§ Requirement
Copy out each line of the material in which the word "Convert" appears.

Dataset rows
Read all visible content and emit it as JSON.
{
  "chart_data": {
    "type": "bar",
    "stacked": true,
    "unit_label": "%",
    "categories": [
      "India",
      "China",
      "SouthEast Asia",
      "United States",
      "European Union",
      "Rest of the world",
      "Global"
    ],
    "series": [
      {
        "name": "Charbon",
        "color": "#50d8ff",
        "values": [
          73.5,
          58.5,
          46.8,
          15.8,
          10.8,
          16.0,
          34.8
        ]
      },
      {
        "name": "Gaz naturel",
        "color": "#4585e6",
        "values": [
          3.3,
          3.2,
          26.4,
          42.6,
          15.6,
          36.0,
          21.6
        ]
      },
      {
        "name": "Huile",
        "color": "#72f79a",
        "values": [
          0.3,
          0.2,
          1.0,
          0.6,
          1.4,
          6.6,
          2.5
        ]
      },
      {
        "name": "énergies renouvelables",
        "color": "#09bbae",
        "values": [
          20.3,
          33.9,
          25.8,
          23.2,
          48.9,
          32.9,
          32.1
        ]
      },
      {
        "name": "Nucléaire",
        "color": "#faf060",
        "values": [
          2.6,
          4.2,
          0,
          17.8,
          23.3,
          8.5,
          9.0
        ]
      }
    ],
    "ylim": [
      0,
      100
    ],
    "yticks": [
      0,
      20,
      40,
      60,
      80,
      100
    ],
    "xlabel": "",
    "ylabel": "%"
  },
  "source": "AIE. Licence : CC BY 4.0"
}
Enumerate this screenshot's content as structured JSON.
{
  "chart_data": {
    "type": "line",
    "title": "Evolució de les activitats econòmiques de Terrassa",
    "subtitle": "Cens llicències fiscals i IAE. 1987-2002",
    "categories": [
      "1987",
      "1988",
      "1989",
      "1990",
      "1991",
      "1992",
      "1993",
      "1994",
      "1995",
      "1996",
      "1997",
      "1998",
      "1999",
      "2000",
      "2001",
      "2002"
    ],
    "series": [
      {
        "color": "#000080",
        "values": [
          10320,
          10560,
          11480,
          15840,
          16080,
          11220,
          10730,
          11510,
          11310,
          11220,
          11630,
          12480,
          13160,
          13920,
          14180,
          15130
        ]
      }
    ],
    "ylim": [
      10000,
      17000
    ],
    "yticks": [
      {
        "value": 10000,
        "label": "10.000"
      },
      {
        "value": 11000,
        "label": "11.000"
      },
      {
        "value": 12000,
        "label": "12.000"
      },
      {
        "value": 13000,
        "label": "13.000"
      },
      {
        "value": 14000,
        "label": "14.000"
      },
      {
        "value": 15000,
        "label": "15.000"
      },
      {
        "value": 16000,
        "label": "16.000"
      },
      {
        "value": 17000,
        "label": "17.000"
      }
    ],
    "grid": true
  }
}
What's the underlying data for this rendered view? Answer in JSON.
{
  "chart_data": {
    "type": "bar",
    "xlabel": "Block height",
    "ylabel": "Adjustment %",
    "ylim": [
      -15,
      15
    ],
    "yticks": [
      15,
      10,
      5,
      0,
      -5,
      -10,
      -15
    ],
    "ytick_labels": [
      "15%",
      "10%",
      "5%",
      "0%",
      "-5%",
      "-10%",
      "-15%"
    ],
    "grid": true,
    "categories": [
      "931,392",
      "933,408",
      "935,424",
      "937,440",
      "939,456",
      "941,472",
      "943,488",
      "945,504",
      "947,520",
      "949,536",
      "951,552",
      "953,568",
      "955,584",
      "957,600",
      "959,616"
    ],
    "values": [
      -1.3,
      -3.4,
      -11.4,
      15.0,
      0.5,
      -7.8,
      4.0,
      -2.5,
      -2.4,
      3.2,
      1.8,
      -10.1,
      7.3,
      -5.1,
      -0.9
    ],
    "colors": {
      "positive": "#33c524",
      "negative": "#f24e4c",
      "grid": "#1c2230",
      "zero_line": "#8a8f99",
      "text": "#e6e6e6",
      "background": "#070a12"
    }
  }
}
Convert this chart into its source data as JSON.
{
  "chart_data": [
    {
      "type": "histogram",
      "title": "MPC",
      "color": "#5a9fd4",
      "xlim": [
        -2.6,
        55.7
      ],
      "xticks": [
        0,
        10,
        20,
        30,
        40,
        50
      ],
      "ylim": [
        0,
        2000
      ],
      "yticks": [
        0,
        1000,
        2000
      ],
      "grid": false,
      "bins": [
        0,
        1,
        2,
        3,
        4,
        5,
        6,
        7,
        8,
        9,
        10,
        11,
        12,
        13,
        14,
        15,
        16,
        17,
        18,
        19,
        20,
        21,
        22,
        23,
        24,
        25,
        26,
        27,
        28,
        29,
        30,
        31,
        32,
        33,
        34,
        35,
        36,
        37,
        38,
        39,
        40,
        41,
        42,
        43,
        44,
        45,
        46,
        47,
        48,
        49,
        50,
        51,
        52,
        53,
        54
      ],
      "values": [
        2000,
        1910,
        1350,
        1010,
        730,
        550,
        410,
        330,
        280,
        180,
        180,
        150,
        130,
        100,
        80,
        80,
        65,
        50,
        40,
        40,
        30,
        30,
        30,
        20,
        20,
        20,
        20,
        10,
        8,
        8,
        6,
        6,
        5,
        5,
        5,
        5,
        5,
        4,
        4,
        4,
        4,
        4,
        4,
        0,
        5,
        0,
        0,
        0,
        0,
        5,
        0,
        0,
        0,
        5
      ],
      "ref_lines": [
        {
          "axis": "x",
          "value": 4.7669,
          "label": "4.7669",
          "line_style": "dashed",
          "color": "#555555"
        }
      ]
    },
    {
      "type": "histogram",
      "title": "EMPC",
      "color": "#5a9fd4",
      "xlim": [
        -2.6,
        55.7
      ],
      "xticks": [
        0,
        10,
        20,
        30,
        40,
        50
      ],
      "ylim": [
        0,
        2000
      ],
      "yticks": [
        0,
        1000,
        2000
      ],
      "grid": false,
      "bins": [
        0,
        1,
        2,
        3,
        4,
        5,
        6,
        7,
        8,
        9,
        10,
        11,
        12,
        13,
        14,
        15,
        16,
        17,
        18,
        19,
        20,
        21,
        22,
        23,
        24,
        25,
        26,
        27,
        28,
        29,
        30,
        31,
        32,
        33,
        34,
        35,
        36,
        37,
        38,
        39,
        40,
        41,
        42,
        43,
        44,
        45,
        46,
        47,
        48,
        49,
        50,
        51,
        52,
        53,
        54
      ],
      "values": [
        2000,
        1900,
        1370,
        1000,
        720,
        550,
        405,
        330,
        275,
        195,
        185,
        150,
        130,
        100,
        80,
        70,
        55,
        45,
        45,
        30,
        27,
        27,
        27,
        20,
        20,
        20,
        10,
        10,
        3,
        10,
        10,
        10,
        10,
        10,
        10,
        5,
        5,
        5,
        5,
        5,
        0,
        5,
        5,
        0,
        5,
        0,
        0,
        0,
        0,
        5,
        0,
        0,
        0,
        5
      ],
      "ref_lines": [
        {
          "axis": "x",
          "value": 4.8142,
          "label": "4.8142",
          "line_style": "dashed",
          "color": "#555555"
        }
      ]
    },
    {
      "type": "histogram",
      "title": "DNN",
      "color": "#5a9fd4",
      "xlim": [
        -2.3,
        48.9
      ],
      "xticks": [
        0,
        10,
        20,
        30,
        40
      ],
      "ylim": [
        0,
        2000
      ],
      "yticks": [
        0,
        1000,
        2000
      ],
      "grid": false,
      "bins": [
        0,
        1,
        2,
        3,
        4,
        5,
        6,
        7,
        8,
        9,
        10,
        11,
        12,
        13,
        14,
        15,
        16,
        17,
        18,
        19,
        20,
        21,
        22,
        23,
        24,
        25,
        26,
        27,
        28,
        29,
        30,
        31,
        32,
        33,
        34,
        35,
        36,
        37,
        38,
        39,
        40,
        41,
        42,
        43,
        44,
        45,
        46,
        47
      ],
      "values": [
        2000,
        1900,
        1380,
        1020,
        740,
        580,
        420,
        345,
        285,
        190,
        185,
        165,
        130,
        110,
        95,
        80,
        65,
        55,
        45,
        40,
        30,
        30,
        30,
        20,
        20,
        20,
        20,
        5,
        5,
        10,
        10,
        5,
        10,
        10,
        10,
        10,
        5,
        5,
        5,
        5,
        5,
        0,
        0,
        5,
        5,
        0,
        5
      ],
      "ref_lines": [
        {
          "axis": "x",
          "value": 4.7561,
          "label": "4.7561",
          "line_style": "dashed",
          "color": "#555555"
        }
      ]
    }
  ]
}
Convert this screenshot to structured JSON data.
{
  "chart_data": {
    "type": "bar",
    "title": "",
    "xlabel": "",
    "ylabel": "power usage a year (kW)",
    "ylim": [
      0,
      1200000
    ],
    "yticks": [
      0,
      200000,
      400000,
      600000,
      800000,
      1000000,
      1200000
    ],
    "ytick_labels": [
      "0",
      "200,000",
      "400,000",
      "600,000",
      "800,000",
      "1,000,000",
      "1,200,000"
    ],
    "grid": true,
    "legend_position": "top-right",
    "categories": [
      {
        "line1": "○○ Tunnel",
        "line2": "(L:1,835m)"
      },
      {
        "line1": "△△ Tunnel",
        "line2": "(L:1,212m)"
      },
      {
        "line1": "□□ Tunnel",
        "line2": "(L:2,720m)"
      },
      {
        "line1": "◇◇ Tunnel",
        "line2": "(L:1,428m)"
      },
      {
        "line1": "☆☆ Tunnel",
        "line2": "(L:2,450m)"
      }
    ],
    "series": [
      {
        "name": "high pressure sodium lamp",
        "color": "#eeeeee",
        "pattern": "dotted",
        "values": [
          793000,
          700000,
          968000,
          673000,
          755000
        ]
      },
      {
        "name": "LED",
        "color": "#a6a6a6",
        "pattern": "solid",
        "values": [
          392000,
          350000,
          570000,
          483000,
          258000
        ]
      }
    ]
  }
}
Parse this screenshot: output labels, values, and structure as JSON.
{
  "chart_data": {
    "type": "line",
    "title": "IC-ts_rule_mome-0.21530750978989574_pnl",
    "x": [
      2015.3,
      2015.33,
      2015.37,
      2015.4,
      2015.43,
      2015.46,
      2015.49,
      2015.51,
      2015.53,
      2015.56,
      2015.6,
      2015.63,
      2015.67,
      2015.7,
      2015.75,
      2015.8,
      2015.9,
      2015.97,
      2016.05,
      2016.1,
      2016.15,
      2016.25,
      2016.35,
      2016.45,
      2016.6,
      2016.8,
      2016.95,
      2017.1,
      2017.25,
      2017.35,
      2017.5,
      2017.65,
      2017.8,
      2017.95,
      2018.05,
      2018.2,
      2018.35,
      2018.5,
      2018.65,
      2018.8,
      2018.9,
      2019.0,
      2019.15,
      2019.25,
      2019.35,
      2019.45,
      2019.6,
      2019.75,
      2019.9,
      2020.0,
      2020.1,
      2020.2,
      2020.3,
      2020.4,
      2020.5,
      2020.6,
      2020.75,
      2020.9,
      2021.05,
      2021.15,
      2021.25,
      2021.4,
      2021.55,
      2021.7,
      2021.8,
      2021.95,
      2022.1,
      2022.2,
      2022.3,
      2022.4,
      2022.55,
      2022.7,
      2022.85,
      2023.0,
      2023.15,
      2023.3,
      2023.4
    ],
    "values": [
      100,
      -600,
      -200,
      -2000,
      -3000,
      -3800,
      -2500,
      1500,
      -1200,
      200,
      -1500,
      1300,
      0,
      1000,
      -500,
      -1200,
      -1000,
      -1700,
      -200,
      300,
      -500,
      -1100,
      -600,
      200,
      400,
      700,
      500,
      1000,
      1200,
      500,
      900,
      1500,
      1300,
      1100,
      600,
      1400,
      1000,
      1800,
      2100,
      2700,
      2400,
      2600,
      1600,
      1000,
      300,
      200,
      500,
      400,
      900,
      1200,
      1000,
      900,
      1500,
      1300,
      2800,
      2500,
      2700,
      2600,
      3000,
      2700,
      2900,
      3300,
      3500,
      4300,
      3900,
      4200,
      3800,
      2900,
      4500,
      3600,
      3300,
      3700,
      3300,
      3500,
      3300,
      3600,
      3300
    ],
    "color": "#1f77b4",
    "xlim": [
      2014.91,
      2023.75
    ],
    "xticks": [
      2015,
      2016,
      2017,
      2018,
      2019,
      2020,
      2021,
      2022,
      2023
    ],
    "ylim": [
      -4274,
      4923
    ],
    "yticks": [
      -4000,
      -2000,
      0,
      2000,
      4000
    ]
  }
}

§ Problem solution
Convert this chart into its source data as JSON.
Convert this screenshot to structured JSON data.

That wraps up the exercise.